#### GOAL
Write out the stretch from the line containing "List each element" through the line containing "- db-grid[interactable]: Field1", switching "collapse-icon" to "expand-icon" and changing nothing else.

#### PROVIDED MATERIAL

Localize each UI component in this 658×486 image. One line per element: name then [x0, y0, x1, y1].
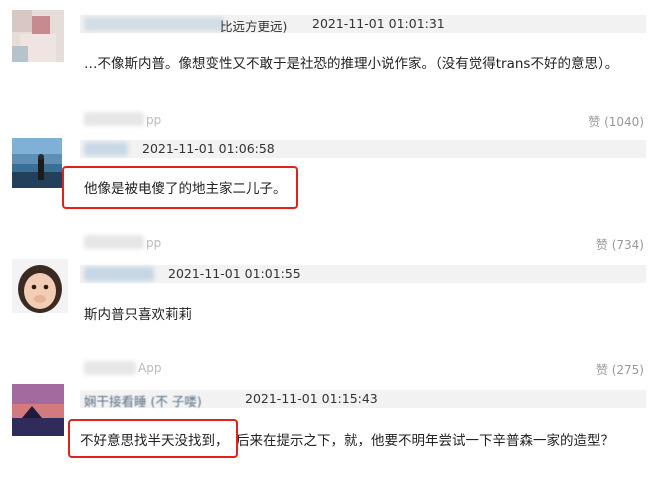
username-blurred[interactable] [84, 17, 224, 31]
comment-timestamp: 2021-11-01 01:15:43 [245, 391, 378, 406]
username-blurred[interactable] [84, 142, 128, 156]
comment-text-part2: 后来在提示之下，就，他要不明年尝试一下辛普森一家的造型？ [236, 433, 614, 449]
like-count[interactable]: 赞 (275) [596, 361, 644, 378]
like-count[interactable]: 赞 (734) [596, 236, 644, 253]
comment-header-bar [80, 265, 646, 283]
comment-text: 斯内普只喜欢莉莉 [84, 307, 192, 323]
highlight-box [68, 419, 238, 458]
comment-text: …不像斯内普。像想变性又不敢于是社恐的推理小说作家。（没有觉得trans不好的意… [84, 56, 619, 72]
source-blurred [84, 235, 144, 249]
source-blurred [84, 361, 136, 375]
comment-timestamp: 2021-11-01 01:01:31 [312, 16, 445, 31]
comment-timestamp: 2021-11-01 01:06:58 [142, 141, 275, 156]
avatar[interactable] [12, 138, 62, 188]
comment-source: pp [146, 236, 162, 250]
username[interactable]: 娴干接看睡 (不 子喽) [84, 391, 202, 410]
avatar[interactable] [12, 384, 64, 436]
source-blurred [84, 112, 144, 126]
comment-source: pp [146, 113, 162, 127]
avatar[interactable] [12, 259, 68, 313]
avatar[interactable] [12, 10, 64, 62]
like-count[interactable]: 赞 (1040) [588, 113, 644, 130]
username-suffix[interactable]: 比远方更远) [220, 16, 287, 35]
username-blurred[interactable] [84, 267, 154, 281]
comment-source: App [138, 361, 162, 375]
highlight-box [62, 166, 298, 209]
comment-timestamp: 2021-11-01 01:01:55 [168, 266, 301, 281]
* * *
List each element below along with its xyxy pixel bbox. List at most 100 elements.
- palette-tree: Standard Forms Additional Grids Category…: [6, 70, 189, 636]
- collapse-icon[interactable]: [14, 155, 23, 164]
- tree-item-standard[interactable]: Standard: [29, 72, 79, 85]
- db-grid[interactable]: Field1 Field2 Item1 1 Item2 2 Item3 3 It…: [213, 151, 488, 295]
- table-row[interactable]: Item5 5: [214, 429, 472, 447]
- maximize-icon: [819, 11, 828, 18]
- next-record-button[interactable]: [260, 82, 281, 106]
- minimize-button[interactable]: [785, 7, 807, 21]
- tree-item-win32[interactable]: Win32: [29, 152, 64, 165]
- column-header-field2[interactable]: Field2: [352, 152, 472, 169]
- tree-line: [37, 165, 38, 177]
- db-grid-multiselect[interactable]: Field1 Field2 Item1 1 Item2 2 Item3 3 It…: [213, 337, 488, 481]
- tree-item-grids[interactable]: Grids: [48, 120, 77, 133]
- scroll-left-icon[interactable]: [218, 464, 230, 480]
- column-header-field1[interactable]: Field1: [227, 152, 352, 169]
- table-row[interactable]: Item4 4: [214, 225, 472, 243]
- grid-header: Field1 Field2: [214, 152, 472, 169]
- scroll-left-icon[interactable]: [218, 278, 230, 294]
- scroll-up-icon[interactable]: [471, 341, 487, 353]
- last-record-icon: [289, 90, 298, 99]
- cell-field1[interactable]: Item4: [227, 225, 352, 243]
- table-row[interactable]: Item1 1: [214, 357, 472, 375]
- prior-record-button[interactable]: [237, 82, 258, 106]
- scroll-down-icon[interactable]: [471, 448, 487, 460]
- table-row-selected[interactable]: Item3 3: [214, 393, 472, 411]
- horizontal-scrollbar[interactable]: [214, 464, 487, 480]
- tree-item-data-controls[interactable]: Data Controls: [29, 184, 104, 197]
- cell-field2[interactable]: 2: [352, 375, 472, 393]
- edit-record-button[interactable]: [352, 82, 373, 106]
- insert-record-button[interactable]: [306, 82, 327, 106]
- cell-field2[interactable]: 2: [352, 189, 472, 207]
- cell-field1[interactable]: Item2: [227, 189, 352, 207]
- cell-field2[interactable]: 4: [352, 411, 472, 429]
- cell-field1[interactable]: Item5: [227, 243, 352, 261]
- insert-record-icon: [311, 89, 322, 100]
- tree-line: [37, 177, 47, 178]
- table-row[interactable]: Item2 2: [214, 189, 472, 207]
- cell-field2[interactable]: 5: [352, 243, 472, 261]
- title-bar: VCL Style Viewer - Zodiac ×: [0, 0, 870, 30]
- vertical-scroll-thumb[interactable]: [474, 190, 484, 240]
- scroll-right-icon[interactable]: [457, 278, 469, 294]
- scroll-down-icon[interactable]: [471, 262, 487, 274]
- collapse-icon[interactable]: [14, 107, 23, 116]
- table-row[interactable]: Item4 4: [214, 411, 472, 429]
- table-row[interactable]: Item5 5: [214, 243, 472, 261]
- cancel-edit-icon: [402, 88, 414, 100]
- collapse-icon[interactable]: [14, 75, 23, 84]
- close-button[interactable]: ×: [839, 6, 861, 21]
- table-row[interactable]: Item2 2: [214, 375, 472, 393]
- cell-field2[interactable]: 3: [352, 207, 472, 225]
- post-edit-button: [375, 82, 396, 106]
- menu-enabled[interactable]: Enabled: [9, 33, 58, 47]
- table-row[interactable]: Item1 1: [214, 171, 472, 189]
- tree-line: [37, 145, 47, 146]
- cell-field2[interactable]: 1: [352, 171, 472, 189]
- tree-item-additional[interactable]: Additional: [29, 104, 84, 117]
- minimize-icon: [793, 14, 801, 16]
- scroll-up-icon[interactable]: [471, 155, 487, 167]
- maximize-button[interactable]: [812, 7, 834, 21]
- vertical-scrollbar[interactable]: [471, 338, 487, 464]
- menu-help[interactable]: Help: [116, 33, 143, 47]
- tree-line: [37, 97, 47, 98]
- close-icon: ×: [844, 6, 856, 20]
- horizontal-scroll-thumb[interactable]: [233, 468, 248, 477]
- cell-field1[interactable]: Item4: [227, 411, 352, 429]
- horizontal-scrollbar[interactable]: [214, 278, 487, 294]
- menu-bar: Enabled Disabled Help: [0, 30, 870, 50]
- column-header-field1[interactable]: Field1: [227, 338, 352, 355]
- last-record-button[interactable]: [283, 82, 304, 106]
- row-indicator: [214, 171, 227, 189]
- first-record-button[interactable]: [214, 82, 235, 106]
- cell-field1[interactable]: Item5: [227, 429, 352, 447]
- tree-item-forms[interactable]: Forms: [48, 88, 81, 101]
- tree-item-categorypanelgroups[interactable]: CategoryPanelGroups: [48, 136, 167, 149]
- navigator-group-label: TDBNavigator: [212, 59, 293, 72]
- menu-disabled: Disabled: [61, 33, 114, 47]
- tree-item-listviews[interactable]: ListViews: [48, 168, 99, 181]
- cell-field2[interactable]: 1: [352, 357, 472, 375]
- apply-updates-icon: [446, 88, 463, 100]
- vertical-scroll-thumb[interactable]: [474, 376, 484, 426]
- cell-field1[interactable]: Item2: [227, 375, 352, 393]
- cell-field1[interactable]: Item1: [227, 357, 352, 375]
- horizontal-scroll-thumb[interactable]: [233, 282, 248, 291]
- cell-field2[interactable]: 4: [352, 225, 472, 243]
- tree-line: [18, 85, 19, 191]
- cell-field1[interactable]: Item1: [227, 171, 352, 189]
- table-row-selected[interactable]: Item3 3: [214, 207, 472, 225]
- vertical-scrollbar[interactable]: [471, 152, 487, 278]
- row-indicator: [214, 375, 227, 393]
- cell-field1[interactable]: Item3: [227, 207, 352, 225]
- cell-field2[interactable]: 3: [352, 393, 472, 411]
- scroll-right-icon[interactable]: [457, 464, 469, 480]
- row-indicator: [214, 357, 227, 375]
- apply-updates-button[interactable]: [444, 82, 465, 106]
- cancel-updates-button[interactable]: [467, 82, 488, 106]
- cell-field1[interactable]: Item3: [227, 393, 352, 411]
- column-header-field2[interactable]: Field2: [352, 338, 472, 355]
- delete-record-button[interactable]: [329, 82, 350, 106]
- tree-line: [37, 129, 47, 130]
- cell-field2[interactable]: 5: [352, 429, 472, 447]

#### REPLY
List each element below along with its xyxy pixel bbox. List at most 100 elements.
- palette-tree: Standard Forms Additional Grids Category…: [6, 70, 189, 636]
- expand-icon[interactable]: [14, 155, 23, 164]
- tree-item-standard[interactable]: Standard: [29, 72, 79, 85]
- db-grid[interactable]: Field1 Field2 Item1 1 Item2 2 Item3 3 It…: [213, 151, 488, 295]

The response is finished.